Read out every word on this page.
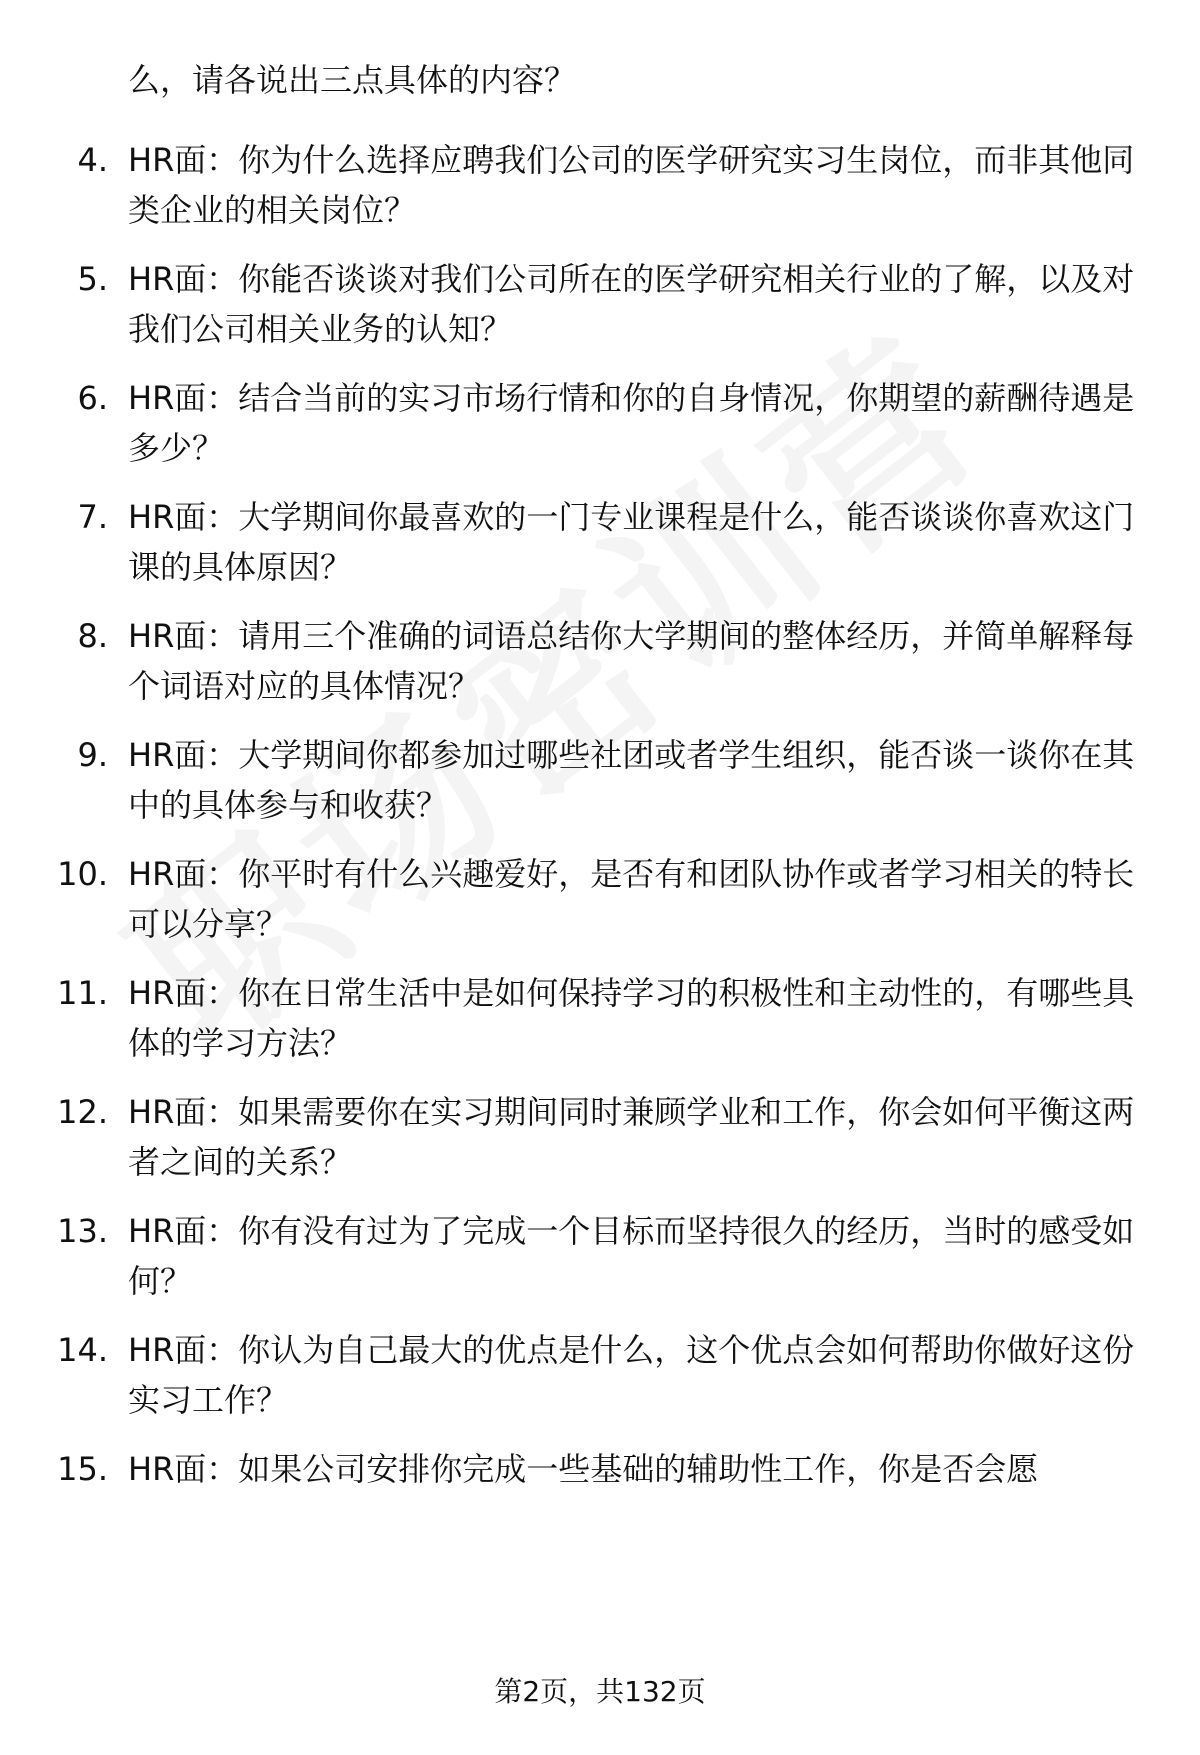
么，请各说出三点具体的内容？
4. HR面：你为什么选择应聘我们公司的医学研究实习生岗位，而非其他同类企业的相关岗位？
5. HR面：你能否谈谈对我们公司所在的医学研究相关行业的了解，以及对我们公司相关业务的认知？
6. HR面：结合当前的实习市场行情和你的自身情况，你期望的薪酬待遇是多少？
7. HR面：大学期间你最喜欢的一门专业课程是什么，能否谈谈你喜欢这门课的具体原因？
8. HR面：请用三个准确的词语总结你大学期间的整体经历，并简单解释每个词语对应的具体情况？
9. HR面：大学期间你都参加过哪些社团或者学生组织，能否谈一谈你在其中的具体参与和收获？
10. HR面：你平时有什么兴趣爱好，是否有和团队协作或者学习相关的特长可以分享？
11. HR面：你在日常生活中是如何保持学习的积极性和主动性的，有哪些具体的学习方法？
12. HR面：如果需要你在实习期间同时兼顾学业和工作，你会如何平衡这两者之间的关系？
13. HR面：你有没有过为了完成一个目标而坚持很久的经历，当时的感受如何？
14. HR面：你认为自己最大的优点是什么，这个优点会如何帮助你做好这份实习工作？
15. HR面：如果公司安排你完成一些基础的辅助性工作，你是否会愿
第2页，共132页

## WHAT IS NEEDED
Return the material exactly as given, apart from the pictures.

## TASK OUTPUT
Read out every word on this page.
么，请各说出三点具体的内容？
4. HR面：你为什么选择应聘我们公司的医学研究实习生岗位，而非其他同类企业的相关岗位？
5. HR面：你能否谈谈对我们公司所在的医学研究相关行业的了解，以及对我们公司相关业务的认知？
6. HR面：结合当前的实习市场行情和你的自身情况，你期望的薪酬待遇是多少？
7. HR面：大学期间你最喜欢的一门专业课程是什么，能否谈谈你喜欢这门课的具体原因？
8. HR面：请用三个准确的词语总结你大学期间的整体经历，并简单解释每个词语对应的具体情况？
9. HR面：大学期间你都参加过哪些社团或者学生组织，能否谈一谈你在其中的具体参与和收获？
10. HR面：你平时有什么兴趣爱好，是否有和团队协作或者学习相关的特长可以分享？
11. HR面：你在日常生活中是如何保持学习的积极性和主动性的，有哪些具体的学习方法？
12. HR面：如果需要你在实习期间同时兼顾学业和工作，你会如何平衡这两者之间的关系？
13. HR面：你有没有过为了完成一个目标而坚持很久的经历，当时的感受如何？
14. HR面：你认为自己最大的优点是什么，这个优点会如何帮助你做好这份实习工作？
15. HR面：如果公司安排你完成一些基础的辅助性工作，你是否会愿
第2页，共132页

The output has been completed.